→ **OBJECTIVE**: Extract each line containing the string "browser".

Records from a data collection
********

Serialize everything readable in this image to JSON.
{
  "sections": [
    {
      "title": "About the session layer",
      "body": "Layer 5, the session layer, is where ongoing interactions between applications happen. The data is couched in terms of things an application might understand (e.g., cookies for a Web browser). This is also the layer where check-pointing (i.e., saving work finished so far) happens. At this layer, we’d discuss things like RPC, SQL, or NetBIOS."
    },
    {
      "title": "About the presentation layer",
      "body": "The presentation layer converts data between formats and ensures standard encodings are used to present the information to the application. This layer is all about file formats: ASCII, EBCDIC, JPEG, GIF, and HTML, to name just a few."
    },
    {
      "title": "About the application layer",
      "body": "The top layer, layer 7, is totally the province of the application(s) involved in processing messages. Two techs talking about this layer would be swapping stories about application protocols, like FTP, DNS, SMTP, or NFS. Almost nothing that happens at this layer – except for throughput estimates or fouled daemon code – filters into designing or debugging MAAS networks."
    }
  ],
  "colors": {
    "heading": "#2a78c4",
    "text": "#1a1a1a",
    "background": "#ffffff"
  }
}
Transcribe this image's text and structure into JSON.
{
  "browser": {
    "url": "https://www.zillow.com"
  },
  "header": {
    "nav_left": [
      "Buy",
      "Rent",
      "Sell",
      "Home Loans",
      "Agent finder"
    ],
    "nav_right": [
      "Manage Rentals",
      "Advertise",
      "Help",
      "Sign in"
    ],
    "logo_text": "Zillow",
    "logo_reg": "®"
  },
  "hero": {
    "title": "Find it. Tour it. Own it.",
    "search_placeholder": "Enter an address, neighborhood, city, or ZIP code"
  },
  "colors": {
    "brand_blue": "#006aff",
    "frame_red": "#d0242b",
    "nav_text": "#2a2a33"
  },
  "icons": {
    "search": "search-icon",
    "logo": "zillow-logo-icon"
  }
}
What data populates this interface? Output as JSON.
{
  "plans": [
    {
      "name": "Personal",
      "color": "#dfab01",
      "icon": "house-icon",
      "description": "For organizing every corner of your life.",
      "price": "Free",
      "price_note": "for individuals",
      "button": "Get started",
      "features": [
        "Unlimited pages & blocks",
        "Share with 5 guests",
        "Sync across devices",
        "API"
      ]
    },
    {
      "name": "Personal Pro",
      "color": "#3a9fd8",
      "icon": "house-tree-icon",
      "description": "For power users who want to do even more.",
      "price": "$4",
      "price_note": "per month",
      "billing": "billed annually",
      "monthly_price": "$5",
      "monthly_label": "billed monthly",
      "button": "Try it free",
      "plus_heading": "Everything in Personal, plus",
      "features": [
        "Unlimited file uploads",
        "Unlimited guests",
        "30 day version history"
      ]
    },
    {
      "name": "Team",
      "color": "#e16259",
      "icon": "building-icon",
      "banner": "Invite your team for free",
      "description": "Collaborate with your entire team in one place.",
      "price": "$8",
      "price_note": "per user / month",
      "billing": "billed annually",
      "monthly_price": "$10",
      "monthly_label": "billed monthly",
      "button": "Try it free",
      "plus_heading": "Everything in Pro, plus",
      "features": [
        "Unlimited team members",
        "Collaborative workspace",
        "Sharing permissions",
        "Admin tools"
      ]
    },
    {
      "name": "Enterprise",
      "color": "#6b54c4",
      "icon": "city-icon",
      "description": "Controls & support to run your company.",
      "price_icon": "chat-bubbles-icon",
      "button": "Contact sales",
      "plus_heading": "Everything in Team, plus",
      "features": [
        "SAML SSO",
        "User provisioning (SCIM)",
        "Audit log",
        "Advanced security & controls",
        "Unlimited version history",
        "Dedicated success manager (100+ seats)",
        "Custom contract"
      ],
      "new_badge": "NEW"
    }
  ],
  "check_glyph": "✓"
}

********

→ **EXERCISE SOLUTION**:
      "body": "Layer 5, the session layer, is where ongoing interactions between applications happen. The data is couched in terms of things an application might understand (e.g., cookies for a Web browser). This is also the layer where check-pointing (i.e., saving work finished so far) happens. At this layer, we’d discuss things like RPC, SQL, or NetBIOS."
  "browser": {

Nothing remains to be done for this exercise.